* _Direction_
Copy every line of the data that contains the string "type".

* _Data lines_
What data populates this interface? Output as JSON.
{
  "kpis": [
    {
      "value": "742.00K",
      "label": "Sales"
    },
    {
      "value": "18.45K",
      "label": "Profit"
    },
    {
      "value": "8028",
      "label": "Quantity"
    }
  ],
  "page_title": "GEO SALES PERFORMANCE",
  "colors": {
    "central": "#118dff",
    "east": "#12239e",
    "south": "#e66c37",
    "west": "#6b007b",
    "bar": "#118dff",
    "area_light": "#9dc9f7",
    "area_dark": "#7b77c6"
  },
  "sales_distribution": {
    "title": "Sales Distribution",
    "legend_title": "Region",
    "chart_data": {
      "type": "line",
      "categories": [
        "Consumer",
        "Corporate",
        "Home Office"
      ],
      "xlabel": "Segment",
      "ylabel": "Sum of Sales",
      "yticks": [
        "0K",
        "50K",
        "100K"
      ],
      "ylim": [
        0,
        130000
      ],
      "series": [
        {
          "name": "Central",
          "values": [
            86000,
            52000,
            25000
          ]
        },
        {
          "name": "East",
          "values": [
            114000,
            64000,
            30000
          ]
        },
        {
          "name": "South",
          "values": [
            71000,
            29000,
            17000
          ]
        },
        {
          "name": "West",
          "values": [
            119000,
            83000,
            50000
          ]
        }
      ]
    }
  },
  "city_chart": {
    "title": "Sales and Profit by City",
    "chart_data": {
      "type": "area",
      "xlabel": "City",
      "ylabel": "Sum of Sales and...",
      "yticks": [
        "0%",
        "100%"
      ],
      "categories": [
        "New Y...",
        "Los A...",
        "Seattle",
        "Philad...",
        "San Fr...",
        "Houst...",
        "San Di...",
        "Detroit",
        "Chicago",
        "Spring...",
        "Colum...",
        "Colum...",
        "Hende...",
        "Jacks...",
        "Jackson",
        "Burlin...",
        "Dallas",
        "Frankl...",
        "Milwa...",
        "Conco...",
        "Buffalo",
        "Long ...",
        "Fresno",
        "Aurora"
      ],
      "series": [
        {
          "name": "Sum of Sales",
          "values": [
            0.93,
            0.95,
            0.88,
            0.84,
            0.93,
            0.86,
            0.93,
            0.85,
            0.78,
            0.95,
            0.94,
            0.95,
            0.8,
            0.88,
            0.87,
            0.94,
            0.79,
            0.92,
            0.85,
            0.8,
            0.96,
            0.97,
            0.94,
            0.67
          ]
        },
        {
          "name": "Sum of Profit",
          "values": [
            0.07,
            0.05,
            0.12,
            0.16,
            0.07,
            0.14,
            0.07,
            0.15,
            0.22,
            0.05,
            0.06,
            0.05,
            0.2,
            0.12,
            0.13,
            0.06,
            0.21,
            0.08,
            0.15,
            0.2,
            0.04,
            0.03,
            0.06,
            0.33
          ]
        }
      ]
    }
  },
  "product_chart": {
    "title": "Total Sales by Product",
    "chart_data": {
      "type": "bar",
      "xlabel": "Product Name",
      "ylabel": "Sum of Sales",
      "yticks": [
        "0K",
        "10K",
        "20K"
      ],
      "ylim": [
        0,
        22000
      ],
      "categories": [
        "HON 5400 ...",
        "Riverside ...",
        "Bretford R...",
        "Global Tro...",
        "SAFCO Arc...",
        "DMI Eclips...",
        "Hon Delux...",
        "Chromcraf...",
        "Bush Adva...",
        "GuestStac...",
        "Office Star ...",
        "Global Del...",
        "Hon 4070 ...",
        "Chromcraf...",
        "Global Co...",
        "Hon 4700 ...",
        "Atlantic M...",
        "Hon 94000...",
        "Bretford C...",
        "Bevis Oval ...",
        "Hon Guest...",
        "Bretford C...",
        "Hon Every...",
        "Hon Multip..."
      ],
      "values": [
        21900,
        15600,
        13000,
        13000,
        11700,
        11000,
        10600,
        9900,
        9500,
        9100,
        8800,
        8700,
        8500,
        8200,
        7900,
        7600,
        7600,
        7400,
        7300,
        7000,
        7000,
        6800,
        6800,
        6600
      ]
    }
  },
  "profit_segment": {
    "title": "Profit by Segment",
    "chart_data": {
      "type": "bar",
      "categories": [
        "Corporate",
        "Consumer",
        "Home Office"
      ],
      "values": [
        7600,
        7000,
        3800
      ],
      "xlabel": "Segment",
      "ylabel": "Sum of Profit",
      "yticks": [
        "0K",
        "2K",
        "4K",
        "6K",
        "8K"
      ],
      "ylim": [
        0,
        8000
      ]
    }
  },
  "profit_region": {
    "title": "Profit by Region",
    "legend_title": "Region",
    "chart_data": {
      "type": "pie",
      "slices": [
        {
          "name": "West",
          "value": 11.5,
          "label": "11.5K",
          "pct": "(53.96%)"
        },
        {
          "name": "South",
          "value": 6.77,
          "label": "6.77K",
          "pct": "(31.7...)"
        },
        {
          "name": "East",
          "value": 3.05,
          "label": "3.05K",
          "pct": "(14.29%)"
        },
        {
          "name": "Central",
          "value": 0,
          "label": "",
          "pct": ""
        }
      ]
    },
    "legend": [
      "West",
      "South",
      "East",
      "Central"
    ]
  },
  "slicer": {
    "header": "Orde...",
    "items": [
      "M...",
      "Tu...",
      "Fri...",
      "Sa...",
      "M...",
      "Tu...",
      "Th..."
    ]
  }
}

* _Written reply_
      "type": "line",
      "type": "area",
      "type": "bar",
      "type": "bar",
      "type": "pie",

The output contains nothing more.